So that overhauled not only spoke to my team’s ability to come in, new leader, six months here, learn my new process, learn my new way of thinking, question me, get to know me, ask the right hard questions. Why are we doing this? What is this meant to serve? Buy- in, norm, produce an output, and now launch that output. And the stakeholder feedback has been, this is the kind of disruption that’s welcome at ServiceNow. These are the right types of innovation to get us where we need to go. My people are more excited when they hear enablement more than ever before. That’s the kind of stuff that makes me sit here and think. Organic thought is the right move. Inspiring curiosity is the right move and trusting humans to experience and make the right decision and the right moment can totally be achieved if you empathize with their needs and bring design thinking to do what it was going to do and truly deliver a human-centered product.

▬▬▬

### REQUIRED TASKS
a: Answer these questions from the ServiceNow enablement passage:
(i) How long does the speaker say they have been there as the new leader?
(ii) According to the stakeholder feedback, where is this kind of disruption welcome?
(iii) What kind of product does the speaker say design thinking can truly deliver?
b: Please extend the ServiceNow enablement passage with a few more sentences, picking up right after its final sentence.
The listing that comes next has no connection to the ServiceNow enablement passage.

### PROVIDED DATA
▬▬▬

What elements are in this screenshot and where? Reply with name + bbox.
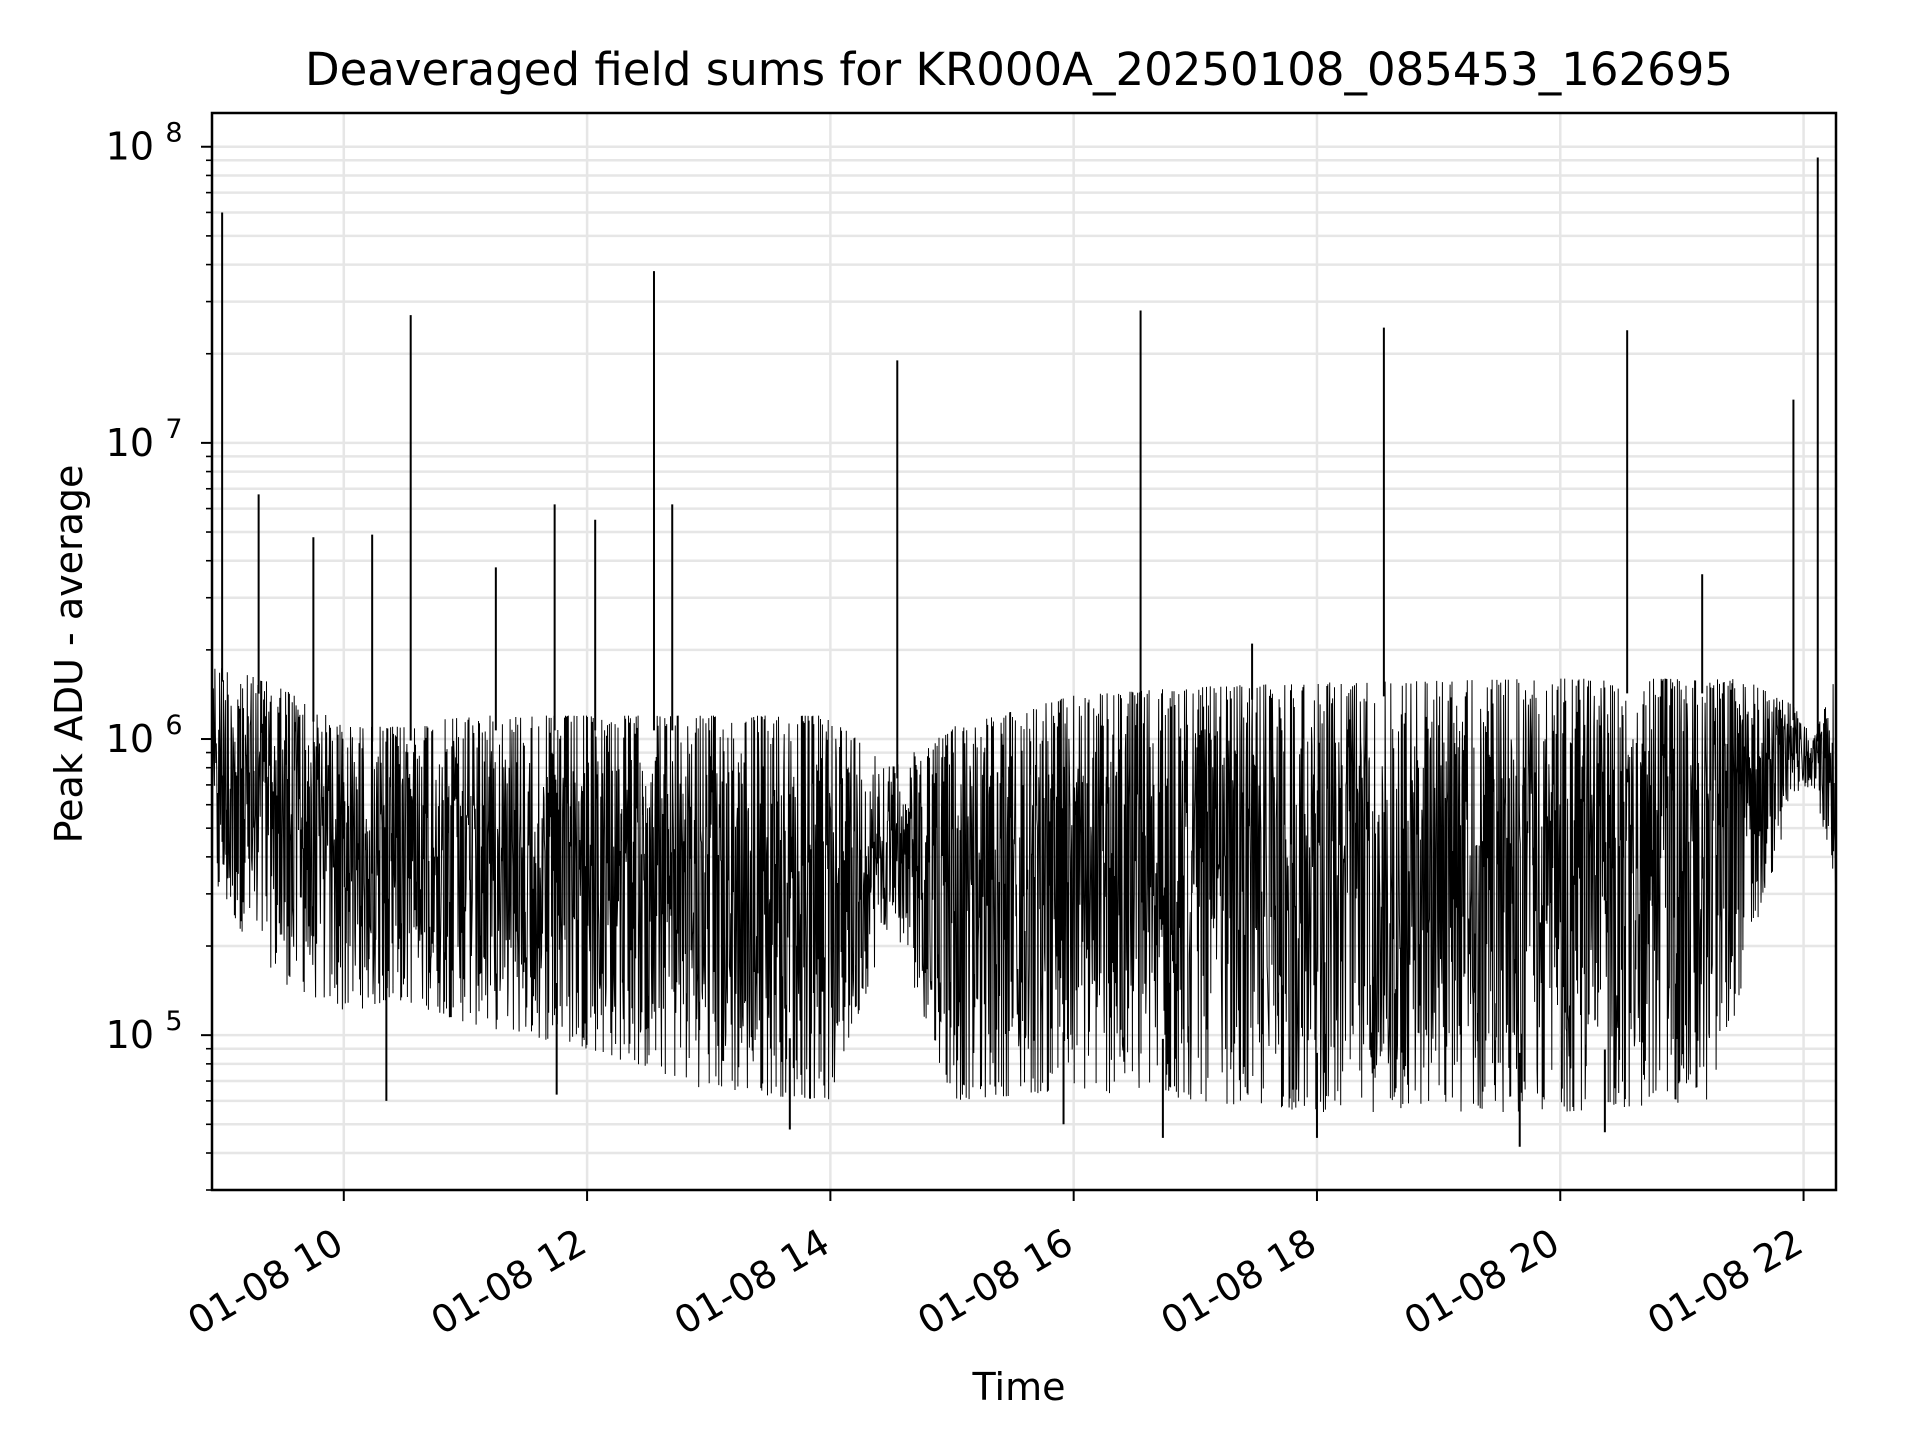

▬▬▬

### TASK-BY-TASK OUTPUTS
a:
(i) Six months.
(ii) At ServiceNow.
(iii) A human-centered product.

b:
SS: Sounds like a truly beautifully designed curriculum. Thank you so much, Alyssa, for this conversation, I have enjoyed every minute of it.

AC: Shawnna you are a rock star. I am such a fan of you and of the channel, and just really appreciate you leading in on some of these topics. And I really appreciate you inviting my perspective. So, the pleasure was all mine.

SS: Thank you so much. To our audience, thanks for listening. For more insights, tips, and expertise from sales enablement leaders visit salesenablement.pro. If there’s something you’d like to share or a topic that you’d like to learn more about, please let us know. We’d love to hear from you.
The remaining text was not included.